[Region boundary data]
────────────────────────────────────────
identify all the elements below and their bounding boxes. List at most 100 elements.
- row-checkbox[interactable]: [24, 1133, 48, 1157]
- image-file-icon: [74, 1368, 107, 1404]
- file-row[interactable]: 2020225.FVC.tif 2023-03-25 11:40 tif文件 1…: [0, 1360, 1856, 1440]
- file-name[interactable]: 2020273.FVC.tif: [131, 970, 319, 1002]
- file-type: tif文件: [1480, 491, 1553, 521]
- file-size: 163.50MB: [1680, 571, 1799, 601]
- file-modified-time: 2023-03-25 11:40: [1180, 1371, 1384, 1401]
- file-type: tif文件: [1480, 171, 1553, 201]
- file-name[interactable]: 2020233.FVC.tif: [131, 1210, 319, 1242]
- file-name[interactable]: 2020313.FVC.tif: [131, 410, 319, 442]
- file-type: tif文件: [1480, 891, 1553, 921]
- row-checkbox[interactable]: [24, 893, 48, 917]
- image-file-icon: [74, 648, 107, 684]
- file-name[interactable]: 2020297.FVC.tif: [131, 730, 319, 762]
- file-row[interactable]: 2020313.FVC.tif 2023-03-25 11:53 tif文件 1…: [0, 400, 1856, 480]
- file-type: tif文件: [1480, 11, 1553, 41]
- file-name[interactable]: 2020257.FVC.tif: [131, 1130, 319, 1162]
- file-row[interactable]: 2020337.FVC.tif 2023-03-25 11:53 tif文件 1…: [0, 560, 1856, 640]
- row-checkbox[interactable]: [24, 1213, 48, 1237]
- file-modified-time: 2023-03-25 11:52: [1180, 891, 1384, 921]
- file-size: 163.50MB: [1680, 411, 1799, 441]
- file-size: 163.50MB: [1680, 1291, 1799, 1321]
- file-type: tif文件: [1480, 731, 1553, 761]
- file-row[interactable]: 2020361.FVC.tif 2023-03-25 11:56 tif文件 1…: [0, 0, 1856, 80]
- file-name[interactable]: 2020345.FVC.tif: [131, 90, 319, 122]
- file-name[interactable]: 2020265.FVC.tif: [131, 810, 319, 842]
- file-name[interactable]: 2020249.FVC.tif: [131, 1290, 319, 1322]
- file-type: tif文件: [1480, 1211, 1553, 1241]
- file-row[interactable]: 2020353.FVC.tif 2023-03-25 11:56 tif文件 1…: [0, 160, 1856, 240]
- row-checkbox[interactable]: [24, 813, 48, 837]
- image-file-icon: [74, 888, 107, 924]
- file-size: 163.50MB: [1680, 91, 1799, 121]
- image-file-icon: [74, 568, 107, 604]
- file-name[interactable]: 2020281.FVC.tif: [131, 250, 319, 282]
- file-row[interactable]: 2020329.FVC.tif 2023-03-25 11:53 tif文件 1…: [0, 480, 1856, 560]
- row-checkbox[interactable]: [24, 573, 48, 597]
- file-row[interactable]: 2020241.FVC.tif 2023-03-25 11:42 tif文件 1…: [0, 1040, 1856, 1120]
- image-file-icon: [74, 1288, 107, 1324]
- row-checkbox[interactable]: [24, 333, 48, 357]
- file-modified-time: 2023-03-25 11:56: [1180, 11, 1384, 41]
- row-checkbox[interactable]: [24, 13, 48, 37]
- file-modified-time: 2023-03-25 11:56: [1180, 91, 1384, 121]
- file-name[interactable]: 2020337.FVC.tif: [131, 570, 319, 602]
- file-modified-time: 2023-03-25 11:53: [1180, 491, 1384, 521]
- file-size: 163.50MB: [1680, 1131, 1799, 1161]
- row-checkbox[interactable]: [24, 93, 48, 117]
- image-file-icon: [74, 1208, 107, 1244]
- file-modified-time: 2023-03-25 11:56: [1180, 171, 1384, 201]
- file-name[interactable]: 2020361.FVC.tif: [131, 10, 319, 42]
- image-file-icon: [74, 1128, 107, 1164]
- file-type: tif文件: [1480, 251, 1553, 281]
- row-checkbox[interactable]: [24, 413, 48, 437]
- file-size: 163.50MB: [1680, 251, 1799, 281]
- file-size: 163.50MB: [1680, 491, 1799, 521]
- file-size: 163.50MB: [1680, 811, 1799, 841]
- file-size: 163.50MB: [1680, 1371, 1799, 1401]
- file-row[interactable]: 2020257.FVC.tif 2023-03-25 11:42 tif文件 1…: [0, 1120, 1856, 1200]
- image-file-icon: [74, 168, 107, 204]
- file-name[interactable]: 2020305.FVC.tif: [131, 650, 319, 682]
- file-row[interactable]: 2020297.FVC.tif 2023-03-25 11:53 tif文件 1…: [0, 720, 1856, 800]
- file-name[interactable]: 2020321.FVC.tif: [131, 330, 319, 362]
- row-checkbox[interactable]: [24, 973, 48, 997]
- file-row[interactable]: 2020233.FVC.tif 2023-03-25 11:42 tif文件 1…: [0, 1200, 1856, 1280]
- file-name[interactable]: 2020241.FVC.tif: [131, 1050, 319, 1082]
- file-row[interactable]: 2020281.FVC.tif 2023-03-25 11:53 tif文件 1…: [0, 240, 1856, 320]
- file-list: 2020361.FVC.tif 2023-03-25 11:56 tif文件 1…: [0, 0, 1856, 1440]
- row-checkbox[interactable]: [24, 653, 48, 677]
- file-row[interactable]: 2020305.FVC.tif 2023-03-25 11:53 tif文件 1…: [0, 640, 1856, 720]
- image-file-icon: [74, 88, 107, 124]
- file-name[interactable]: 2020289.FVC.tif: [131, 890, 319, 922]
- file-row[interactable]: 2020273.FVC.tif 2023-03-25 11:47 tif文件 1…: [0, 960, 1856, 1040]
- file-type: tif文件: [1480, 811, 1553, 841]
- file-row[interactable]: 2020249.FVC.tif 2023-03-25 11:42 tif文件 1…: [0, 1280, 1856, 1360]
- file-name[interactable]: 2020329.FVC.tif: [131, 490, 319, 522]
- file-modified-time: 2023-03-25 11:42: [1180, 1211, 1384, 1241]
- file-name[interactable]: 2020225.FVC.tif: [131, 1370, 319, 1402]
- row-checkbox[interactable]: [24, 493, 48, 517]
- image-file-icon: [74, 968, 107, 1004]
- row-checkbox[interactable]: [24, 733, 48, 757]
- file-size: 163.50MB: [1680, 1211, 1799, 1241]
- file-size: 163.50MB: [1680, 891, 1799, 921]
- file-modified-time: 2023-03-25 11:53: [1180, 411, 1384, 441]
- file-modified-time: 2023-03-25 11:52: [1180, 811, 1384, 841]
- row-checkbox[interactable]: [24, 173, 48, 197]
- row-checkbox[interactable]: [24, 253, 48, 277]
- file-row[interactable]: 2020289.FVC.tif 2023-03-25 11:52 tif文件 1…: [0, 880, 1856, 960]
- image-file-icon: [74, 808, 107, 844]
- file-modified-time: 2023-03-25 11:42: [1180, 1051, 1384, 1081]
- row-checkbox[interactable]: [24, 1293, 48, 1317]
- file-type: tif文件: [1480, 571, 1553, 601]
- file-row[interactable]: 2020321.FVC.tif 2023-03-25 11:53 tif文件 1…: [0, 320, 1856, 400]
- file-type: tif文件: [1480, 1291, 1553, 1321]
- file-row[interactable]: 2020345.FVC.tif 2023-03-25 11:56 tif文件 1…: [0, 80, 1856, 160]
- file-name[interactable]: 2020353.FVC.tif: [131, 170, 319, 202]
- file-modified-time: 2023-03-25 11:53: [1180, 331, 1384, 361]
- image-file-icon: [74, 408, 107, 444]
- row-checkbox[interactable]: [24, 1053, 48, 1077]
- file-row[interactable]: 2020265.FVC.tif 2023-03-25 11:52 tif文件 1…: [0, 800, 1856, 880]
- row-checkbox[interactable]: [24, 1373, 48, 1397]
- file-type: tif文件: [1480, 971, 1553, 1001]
────────────────────────────────────────
__Challenge__.
Copy all of the rows above word for word, changing nothing.

__Final result__.
identify all the elements below and their bounding boxes. List at most 100 elements.
- row-checkbox[interactable]: [24, 1133, 48, 1157]
- image-file-icon: [74, 1368, 107, 1404]
- file-row[interactable]: 2020225.FVC.tif 2023-03-25 11:40 tif文件 1…: [0, 1360, 1856, 1440]
- file-name[interactable]: 2020273.FVC.tif: [131, 970, 319, 1002]
- file-type: tif文件: [1480, 491, 1553, 521]
- file-size: 163.50MB: [1680, 571, 1799, 601]
- file-modified-time: 2023-03-25 11:40: [1180, 1371, 1384, 1401]
- file-type: tif文件: [1480, 171, 1553, 201]
- file-name[interactable]: 2020233.FVC.tif: [131, 1210, 319, 1242]
- file-name[interactable]: 2020313.FVC.tif: [131, 410, 319, 442]
- file-type: tif文件: [1480, 891, 1553, 921]
- row-checkbox[interactable]: [24, 893, 48, 917]
- image-file-icon: [74, 648, 107, 684]
- file-name[interactable]: 2020297.FVC.tif: [131, 730, 319, 762]
- file-row[interactable]: 2020313.FVC.tif 2023-03-25 11:53 tif文件 1…: [0, 400, 1856, 480]
- file-type: tif文件: [1480, 11, 1553, 41]
- file-name[interactable]: 2020257.FVC.tif: [131, 1130, 319, 1162]
- file-row[interactable]: 2020337.FVC.tif 2023-03-25 11:53 tif文件 1…: [0, 560, 1856, 640]
- row-checkbox[interactable]: [24, 1213, 48, 1237]
- file-modified-time: 2023-03-25 11:52: [1180, 891, 1384, 921]
- file-size: 163.50MB: [1680, 411, 1799, 441]
- file-size: 163.50MB: [1680, 1291, 1799, 1321]
- file-type: tif文件: [1480, 731, 1553, 761]
- file-row[interactable]: 2020361.FVC.tif 2023-03-25 11:56 tif文件 1…: [0, 0, 1856, 80]
- file-name[interactable]: 2020345.FVC.tif: [131, 90, 319, 122]
- file-name[interactable]: 2020265.FVC.tif: [131, 810, 319, 842]
- file-name[interactable]: 2020249.FVC.tif: [131, 1290, 319, 1322]
- file-type: tif文件: [1480, 1211, 1553, 1241]
- file-row[interactable]: 2020353.FVC.tif 2023-03-25 11:56 tif文件 1…: [0, 160, 1856, 240]
- row-checkbox[interactable]: [24, 813, 48, 837]
- image-file-icon: [74, 888, 107, 924]
- file-size: 163.50MB: [1680, 91, 1799, 121]
- image-file-icon: [74, 568, 107, 604]
- file-name[interactable]: 2020281.FVC.tif: [131, 250, 319, 282]
- file-row[interactable]: 2020329.FVC.tif 2023-03-25 11:53 tif文件 1…: [0, 480, 1856, 560]
- row-checkbox[interactable]: [24, 573, 48, 597]
- file-row[interactable]: 2020241.FVC.tif 2023-03-25 11:42 tif文件 1…: [0, 1040, 1856, 1120]
- image-file-icon: [74, 1288, 107, 1324]
- row-checkbox[interactable]: [24, 333, 48, 357]
- file-modified-time: 2023-03-25 11:56: [1180, 11, 1384, 41]
- row-checkbox[interactable]: [24, 13, 48, 37]
- file-modified-time: 2023-03-25 11:56: [1180, 91, 1384, 121]
- file-name[interactable]: 2020337.FVC.tif: [131, 570, 319, 602]
- file-modified-time: 2023-03-25 11:53: [1180, 491, 1384, 521]
- file-size: 163.50MB: [1680, 1131, 1799, 1161]
- row-checkbox[interactable]: [24, 93, 48, 117]
- image-file-icon: [74, 1208, 107, 1244]
- file-modified-time: 2023-03-25 11:56: [1180, 171, 1384, 201]
- file-name[interactable]: 2020361.FVC.tif: [131, 10, 319, 42]
- image-file-icon: [74, 1128, 107, 1164]
- file-type: tif文件: [1480, 251, 1553, 281]
- row-checkbox[interactable]: [24, 413, 48, 437]
- file-size: 163.50MB: [1680, 251, 1799, 281]
- file-size: 163.50MB: [1680, 491, 1799, 521]
- file-size: 163.50MB: [1680, 811, 1799, 841]
- file-size: 163.50MB: [1680, 1371, 1799, 1401]
- file-row[interactable]: 2020257.FVC.tif 2023-03-25 11:42 tif文件 1…: [0, 1120, 1856, 1200]
- image-file-icon: [74, 168, 107, 204]
- file-name[interactable]: 2020305.FVC.tif: [131, 650, 319, 682]
- file-row[interactable]: 2020297.FVC.tif 2023-03-25 11:53 tif文件 1…: [0, 720, 1856, 800]
- file-name[interactable]: 2020321.FVC.tif: [131, 330, 319, 362]
- row-checkbox[interactable]: [24, 973, 48, 997]
- file-row[interactable]: 2020233.FVC.tif 2023-03-25 11:42 tif文件 1…: [0, 1200, 1856, 1280]
- file-name[interactable]: 2020241.FVC.tif: [131, 1050, 319, 1082]
- file-row[interactable]: 2020281.FVC.tif 2023-03-25 11:53 tif文件 1…: [0, 240, 1856, 320]
- file-list: 2020361.FVC.tif 2023-03-25 11:56 tif文件 1…: [0, 0, 1856, 1440]
- row-checkbox[interactable]: [24, 653, 48, 677]
- file-row[interactable]: 2020305.FVC.tif 2023-03-25 11:53 tif文件 1…: [0, 640, 1856, 720]
- image-file-icon: [74, 88, 107, 124]
- file-name[interactable]: 2020289.FVC.tif: [131, 890, 319, 922]
- file-row[interactable]: 2020273.FVC.tif 2023-03-25 11:47 tif文件 1…: [0, 960, 1856, 1040]
- file-type: tif文件: [1480, 811, 1553, 841]
- file-row[interactable]: 2020249.FVC.tif 2023-03-25 11:42 tif文件 1…: [0, 1280, 1856, 1360]
- file-name[interactable]: 2020329.FVC.tif: [131, 490, 319, 522]
- file-modified-time: 2023-03-25 11:42: [1180, 1211, 1384, 1241]
- file-name[interactable]: 2020225.FVC.tif: [131, 1370, 319, 1402]
- row-checkbox[interactable]: [24, 493, 48, 517]
- image-file-icon: [74, 968, 107, 1004]
- row-checkbox[interactable]: [24, 733, 48, 757]
- file-size: 163.50MB: [1680, 1211, 1799, 1241]
- file-size: 163.50MB: [1680, 891, 1799, 921]
- file-modified-time: 2023-03-25 11:53: [1180, 411, 1384, 441]
- file-modified-time: 2023-03-25 11:52: [1180, 811, 1384, 841]
- row-checkbox[interactable]: [24, 173, 48, 197]
- row-checkbox[interactable]: [24, 253, 48, 277]
- file-row[interactable]: 2020289.FVC.tif 2023-03-25 11:52 tif文件 1…: [0, 880, 1856, 960]
- image-file-icon: [74, 808, 107, 844]
- file-modified-time: 2023-03-25 11:42: [1180, 1051, 1384, 1081]
- row-checkbox[interactable]: [24, 1293, 48, 1317]
- file-type: tif文件: [1480, 571, 1553, 601]
- file-row[interactable]: 2020321.FVC.tif 2023-03-25 11:53 tif文件 1…: [0, 320, 1856, 400]
- file-type: tif文件: [1480, 1291, 1553, 1321]
- file-row[interactable]: 2020345.FVC.tif 2023-03-25 11:56 tif文件 1…: [0, 80, 1856, 160]
- file-name[interactable]: 2020353.FVC.tif: [131, 170, 319, 202]
- file-modified-time: 2023-03-25 11:53: [1180, 331, 1384, 361]
- image-file-icon: [74, 408, 107, 444]
- row-checkbox[interactable]: [24, 1053, 48, 1077]
- file-row[interactable]: 2020265.FVC.tif 2023-03-25 11:52 tif文件 1…: [0, 800, 1856, 880]
- row-checkbox[interactable]: [24, 1373, 48, 1397]
- file-type: tif文件: [1480, 971, 1553, 1001]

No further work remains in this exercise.